Job
Reproduce the listing verbatim.

(Items from a figure collection)
===

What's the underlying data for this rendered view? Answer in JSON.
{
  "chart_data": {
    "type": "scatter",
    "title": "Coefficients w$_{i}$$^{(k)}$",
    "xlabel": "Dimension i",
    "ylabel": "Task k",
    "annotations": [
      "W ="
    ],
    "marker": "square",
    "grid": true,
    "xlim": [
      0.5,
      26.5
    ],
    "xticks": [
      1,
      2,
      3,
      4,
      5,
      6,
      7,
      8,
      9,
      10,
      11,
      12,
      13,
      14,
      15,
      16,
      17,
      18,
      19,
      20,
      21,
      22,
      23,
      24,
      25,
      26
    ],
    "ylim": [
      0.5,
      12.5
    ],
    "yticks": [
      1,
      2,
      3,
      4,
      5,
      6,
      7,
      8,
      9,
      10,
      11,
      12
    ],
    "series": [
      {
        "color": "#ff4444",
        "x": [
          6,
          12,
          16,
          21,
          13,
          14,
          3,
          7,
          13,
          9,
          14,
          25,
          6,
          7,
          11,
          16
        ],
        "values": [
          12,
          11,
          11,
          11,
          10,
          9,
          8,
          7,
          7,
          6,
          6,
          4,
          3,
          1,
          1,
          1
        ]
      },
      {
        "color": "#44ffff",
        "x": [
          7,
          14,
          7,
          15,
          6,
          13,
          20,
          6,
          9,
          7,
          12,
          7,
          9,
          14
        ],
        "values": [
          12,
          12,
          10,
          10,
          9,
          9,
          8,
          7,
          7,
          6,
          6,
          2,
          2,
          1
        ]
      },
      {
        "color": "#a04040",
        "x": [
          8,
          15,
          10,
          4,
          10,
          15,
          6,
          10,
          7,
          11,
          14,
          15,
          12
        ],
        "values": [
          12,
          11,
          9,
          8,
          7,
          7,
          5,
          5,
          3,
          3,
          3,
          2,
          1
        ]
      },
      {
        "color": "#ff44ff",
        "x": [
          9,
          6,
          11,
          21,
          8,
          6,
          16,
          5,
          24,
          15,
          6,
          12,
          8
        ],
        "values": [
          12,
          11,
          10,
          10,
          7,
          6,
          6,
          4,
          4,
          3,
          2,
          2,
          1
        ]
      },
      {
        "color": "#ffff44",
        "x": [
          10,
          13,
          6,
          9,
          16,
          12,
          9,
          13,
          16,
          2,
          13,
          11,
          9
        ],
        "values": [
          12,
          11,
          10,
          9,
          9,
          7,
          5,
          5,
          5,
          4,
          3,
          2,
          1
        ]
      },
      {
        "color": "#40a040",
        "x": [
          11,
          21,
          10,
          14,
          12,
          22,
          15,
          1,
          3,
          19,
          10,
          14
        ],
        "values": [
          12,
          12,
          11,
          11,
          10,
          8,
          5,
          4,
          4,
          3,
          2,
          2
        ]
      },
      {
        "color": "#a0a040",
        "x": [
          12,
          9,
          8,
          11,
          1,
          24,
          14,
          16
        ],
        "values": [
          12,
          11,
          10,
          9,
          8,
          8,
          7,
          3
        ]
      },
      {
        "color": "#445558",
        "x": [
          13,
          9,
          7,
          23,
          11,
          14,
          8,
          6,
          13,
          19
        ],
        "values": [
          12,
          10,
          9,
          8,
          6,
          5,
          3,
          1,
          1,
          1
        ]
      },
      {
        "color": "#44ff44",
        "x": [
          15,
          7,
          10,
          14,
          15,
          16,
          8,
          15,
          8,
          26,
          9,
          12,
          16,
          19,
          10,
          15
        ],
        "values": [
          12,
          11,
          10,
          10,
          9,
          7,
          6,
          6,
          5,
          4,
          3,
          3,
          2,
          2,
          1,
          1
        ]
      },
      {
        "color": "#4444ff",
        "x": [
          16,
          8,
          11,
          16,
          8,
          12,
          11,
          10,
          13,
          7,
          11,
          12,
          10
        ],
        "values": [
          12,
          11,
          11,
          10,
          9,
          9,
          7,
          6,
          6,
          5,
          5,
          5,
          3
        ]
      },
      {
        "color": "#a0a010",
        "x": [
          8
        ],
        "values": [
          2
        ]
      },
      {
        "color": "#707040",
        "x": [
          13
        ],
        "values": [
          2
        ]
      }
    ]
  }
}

===

Exercise answer
What's the underlying data for this rendered view? Answer in JSON.
{
  "chart_data": {
    "type": "scatter",
    "title": "Coefficients w$_{i}$$^{(k)}$",
    "xlabel": "Dimension i",
    "ylabel": "Task k",
    "annotations": [
      "W ="
    ],
    "marker": "square",
    "grid": true,
    "xlim": [
      0.5,
      26.5
    ],
    "xticks": [
      1,
      2,
      3,
      4,
      5,
      6,
      7,
      8,
      9,
      10,
      11,
      12,
      13,
      14,
      15,
      16,
      17,
      18,
      19,
      20,
      21,
      22,
      23,
      24,
      25,
      26
    ],
    "ylim": [
      0.5,
      12.5
    ],
    "yticks": [
      1,
      2,
      3,
      4,
      5,
      6,
      7,
      8,
      9,
      10,
      11,
      12
    ],
    "series": [
      {
        "color": "#ff4444",
        "x": [
          6,
          12,
          16,
          21,
          13,
          14,
          3,
          7,
          13,
          9,
          14,
          25,
          6,
          7,
          11,
          16
        ],
        "values": [
          12,
          11,
          11,
          11,
          10,
          9,
          8,
          7,
          7,
          6,
          6,
          4,
          3,
          1,
          1,
          1
        ]
      },
      {
        "color": "#44ffff",
        "x": [
          7,
          14,
          7,
          15,
          6,
          13,
          20,
          6,
          9,
          7,
          12,
          7,
          9,
          14
        ],
        "values": [
          12,
          12,
          10,
          10,
          9,
          9,
          8,
          7,
          7,
          6,
          6,
          2,
          2,
          1
        ]
      },
      {
        "color": "#a04040",
        "x": [
          8,
          15,
          10,
          4,
          10,
          15,
          6,
          10,
          7,
          11,
          14,
          15,
          12
        ],
        "values": [
          12,
          11,
          9,
          8,
          7,
          7,
          5,
          5,
          3,
          3,
          3,
          2,
          1
        ]
      },
      {
        "color": "#ff44ff",
        "x": [
          9,
          6,
          11,
          21,
          8,
          6,
          16,
          5,
          24,
          15,
          6,
          12,
          8
        ],
        "values": [
          12,
          11,
          10,
          10,
          7,
          6,
          6,
          4,
          4,
          3,
          2,
          2,
          1
        ]
      },
      {
        "color": "#ffff44",
        "x": [
          10,
          13,
          6,
          9,
          16,
          12,
          9,
          13,
          16,
          2,
          13,
          11,
          9
        ],
        "values": [
          12,
          11,
          10,
          9,
          9,
          7,
          5,
          5,
          5,
          4,
          3,
          2,
          1
        ]
      },
      {
        "color": "#40a040",
        "x": [
          11,
          21,
          10,
          14,
          12,
          22,
          15,
          1,
          3,
          19,
          10,
          14
        ],
        "values": [
          12,
          12,
          11,
          11,
          10,
          8,
          5,
          4,
          4,
          3,
          2,
          2
        ]
      },
      {
        "color": "#a0a040",
        "x": [
          12,
          9,
          8,
          11,
          1,
          24,
          14,
          16
        ],
        "values": [
          12,
          11,
          10,
          9,
          8,
          8,
          7,
          3
        ]
      },
      {
        "color": "#445558",
        "x": [
          13,
          9,
          7,
          23,
          11,
          14,
          8,
          6,
          13,
          19
        ],
        "values": [
          12,
          10,
          9,
          8,
          6,
          5,
          3,
          1,
          1,
          1
        ]
      },
      {
        "color": "#44ff44",
        "x": [
          15,
          7,
          10,
          14,
          15,
          16,
          8,
          15,
          8,
          26,
          9,
          12,
          16,
          19,
          10,
          15
        ],
        "values": [
          12,
          11,
          10,
          10,
          9,
          7,
          6,
          6,
          5,
          4,
          3,
          3,
          2,
          2,
          1,
          1
        ]
      },
      {
        "color": "#4444ff",
        "x": [
          16,
          8,
          11,
          16,
          8,
          12,
          11,
          10,
          13,
          7,
          11,
          12,
          10
        ],
        "values": [
          12,
          11,
          11,
          10,
          9,
          9,
          7,
          6,
          6,
          5,
          5,
          5,
          3
        ]
      },
      {
        "color": "#a0a010",
        "x": [
          8
        ],
        "values": [
          2
        ]
      },
      {
        "color": "#707040",
        "x": [
          13
        ],
        "values": [
          2
        ]
      }
    ]
  }
}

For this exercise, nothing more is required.